_Work required:_ In the listing that follows, how many lines contain the string "services"? Provide only the number.

(Data items)
::::

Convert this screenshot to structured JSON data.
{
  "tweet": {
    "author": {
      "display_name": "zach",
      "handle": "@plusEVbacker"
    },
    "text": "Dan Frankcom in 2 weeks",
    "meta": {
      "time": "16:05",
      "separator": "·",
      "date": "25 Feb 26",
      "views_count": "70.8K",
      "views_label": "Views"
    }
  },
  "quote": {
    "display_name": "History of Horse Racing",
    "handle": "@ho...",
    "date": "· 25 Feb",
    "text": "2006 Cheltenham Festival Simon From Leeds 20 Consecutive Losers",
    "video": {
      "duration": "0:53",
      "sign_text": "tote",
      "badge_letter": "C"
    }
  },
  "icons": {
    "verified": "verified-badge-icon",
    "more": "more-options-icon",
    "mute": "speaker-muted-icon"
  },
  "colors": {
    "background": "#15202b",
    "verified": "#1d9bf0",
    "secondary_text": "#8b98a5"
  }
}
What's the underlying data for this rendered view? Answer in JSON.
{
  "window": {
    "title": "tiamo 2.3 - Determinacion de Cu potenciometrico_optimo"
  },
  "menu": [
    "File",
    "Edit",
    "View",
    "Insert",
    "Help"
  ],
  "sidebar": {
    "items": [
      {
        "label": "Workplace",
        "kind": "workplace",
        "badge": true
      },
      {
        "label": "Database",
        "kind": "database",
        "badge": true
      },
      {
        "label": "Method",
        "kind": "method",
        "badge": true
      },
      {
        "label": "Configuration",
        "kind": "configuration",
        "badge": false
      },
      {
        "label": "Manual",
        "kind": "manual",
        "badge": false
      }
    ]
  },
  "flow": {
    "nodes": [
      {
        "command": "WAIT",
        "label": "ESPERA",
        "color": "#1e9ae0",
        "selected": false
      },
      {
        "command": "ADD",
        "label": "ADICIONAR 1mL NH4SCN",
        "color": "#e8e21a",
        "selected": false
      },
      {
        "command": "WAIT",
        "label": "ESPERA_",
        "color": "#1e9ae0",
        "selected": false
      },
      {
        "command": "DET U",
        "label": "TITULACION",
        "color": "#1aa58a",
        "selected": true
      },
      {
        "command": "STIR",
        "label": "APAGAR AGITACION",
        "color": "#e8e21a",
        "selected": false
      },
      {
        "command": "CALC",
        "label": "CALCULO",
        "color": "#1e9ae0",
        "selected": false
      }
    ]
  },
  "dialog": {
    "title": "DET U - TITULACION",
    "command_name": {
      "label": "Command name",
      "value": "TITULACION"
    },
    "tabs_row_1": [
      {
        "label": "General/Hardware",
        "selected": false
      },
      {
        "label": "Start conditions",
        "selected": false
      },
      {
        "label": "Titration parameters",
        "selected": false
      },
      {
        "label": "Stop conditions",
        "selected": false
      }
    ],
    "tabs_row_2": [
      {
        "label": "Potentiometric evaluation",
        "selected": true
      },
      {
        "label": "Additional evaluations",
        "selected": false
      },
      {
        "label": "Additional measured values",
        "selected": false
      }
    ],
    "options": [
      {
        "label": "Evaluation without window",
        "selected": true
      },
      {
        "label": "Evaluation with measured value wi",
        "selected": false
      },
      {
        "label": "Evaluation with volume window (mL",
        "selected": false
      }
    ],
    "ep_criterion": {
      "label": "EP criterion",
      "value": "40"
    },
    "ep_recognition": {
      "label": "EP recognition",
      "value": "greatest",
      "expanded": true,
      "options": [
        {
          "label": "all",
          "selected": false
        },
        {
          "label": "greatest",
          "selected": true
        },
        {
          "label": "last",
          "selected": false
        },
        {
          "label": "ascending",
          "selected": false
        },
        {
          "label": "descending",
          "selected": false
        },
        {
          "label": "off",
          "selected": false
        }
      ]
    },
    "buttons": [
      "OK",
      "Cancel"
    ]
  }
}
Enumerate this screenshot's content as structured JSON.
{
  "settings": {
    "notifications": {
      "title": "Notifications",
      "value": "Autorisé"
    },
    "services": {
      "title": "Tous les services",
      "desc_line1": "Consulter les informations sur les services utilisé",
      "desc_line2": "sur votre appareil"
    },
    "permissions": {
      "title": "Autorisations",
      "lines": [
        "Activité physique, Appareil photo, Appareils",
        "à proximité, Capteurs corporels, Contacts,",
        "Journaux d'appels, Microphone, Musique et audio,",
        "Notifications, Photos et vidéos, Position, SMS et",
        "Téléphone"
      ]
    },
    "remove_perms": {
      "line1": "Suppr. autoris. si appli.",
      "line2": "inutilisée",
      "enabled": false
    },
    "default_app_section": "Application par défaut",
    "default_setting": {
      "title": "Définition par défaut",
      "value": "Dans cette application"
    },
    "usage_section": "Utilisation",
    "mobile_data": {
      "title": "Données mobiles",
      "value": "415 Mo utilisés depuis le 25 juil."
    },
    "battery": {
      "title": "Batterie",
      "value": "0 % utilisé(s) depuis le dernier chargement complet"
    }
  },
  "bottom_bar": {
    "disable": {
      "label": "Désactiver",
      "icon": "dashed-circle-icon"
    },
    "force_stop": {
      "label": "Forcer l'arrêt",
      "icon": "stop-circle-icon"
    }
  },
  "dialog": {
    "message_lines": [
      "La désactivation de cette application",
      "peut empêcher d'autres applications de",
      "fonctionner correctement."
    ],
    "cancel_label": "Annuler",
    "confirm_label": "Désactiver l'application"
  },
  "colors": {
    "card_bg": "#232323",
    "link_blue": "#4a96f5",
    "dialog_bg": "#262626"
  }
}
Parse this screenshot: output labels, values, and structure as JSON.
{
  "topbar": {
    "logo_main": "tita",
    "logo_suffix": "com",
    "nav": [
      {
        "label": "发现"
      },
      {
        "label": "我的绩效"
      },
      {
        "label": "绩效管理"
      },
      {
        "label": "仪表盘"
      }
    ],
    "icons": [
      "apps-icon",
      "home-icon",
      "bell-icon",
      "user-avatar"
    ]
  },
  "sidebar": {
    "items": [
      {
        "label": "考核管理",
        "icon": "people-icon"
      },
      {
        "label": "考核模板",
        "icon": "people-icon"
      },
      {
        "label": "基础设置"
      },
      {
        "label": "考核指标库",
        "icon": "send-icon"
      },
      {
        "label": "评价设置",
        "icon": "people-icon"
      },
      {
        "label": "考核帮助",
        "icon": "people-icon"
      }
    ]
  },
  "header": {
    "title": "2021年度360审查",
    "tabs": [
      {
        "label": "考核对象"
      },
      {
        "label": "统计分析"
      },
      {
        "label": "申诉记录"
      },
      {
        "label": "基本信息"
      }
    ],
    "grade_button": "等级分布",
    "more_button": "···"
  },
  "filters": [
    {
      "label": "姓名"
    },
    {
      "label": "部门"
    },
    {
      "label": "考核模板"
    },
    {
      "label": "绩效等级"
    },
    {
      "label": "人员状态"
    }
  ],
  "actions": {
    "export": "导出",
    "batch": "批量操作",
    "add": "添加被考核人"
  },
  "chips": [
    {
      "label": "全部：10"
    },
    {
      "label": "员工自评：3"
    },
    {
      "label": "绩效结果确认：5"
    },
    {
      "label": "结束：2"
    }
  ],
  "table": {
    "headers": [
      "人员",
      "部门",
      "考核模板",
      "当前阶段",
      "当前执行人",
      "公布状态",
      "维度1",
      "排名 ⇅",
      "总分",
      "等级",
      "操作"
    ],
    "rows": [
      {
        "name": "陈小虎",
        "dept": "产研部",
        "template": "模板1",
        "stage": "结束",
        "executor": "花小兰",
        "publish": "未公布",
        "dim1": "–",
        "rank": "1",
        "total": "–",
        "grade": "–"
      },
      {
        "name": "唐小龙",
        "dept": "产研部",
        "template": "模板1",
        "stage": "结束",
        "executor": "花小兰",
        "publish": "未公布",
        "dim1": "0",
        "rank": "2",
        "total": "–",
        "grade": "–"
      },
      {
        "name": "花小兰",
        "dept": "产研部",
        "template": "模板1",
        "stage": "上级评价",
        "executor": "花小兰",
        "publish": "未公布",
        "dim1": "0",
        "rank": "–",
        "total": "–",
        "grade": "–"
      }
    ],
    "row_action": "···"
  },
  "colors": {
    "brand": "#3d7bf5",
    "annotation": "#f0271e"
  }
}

::::

_Output:_ 3